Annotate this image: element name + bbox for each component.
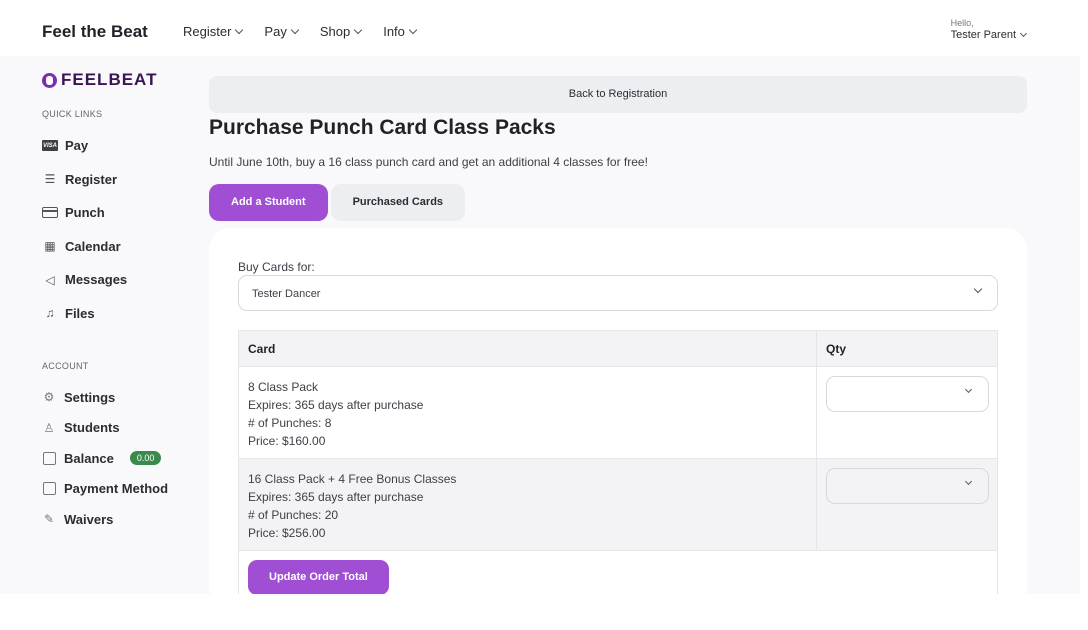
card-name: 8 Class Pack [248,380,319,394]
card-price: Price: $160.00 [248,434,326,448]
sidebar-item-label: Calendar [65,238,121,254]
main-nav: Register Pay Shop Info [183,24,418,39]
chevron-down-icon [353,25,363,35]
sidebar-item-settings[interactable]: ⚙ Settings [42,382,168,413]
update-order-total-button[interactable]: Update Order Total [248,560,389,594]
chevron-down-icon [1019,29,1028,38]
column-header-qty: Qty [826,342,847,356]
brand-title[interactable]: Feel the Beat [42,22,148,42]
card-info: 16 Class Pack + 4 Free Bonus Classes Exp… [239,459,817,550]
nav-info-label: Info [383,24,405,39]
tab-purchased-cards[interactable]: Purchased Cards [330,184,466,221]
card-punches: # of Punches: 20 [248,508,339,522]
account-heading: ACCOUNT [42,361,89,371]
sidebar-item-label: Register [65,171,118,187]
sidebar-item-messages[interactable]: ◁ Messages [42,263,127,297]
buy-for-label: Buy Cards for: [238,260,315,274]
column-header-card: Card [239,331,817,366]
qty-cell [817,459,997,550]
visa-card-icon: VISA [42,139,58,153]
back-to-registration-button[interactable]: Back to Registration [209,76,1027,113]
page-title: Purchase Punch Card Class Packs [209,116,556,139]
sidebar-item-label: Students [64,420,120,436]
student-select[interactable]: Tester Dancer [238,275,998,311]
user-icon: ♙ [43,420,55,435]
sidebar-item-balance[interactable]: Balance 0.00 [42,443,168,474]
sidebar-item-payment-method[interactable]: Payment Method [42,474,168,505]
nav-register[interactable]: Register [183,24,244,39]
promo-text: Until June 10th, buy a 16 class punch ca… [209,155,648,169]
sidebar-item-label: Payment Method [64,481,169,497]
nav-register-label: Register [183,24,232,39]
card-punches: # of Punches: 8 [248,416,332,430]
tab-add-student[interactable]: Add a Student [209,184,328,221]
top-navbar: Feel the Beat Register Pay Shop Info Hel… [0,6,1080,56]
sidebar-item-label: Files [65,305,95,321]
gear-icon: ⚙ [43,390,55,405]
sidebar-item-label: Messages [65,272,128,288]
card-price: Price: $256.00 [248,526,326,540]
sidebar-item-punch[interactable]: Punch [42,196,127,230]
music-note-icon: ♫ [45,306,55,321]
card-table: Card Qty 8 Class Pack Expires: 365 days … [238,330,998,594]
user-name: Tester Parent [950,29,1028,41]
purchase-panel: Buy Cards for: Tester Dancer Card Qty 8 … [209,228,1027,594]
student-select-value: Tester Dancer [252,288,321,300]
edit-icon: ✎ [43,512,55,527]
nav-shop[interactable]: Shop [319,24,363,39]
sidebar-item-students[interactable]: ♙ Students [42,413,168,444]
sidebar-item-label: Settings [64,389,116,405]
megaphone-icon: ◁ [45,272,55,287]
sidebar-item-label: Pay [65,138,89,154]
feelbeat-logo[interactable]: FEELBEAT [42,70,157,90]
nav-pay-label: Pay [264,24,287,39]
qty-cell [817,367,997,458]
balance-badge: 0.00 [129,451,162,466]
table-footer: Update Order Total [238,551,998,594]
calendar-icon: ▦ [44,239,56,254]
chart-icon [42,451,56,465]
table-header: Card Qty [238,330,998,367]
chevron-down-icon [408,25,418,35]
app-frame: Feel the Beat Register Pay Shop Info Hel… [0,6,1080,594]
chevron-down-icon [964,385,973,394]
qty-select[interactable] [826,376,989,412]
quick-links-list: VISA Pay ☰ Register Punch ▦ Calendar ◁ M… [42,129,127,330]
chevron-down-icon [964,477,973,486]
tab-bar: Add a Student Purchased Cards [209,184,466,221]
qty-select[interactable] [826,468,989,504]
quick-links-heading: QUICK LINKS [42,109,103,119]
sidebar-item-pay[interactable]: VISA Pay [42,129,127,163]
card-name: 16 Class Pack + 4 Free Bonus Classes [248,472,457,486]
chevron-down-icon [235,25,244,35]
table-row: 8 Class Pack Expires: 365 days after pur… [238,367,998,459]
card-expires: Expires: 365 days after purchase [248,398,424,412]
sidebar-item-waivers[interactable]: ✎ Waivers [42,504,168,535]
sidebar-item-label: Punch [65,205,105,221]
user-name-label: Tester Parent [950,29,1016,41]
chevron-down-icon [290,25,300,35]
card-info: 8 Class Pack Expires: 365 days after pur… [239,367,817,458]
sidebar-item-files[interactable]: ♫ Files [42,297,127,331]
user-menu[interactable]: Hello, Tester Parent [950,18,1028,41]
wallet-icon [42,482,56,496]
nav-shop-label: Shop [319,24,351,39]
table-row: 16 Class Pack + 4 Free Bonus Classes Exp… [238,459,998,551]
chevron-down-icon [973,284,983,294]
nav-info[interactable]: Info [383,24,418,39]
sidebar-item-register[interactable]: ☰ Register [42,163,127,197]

> WRITTEN REQUEST
Duplicate the lines of the listing above, starting with the line that contains "card-name: 8 Class Pack [248,380,319,394]" and going on through the line that contains "visa-card-icon: VISA [42,139,58,153]", both included.

> OUTPUT FOR THIS EXERCISE
card-name: 8 Class Pack [248,380,319,394]
card-price: Price: $160.00 [248,434,326,448]
sidebar-item-label: Calendar [65,238,121,254]
main-nav: Register Pay Shop Info [183,24,418,39]
chevron-down-icon [353,25,363,35]
sidebar-item-settings[interactable]: ⚙ Settings [42,382,168,413]
update-order-total-button[interactable]: Update Order Total [248,560,389,594]
chevron-down-icon [1019,29,1028,38]
column-header-qty: Qty [826,342,847,356]
brand-title[interactable]: Feel the Beat [42,22,148,42]
card-info: 16 Class Pack + 4 Free Bonus Classes Exp… [239,459,817,550]
nav-info-label: Info [383,24,405,39]
tab-purchased-cards[interactable]: Purchased Cards [330,184,466,221]
card-punches: # of Punches: 20 [248,508,339,522]
account-heading: ACCOUNT [42,361,89,371]
sidebar-item-label: Register [65,171,118,187]
sidebar-item-messages[interactable]: ◁ Messages [42,263,127,297]
buy-for-label: Buy Cards for: [238,260,315,274]
column-header-card: Card [239,331,817,366]
qty-cell [817,459,997,550]
visa-card-icon: VISA [42,139,58,153]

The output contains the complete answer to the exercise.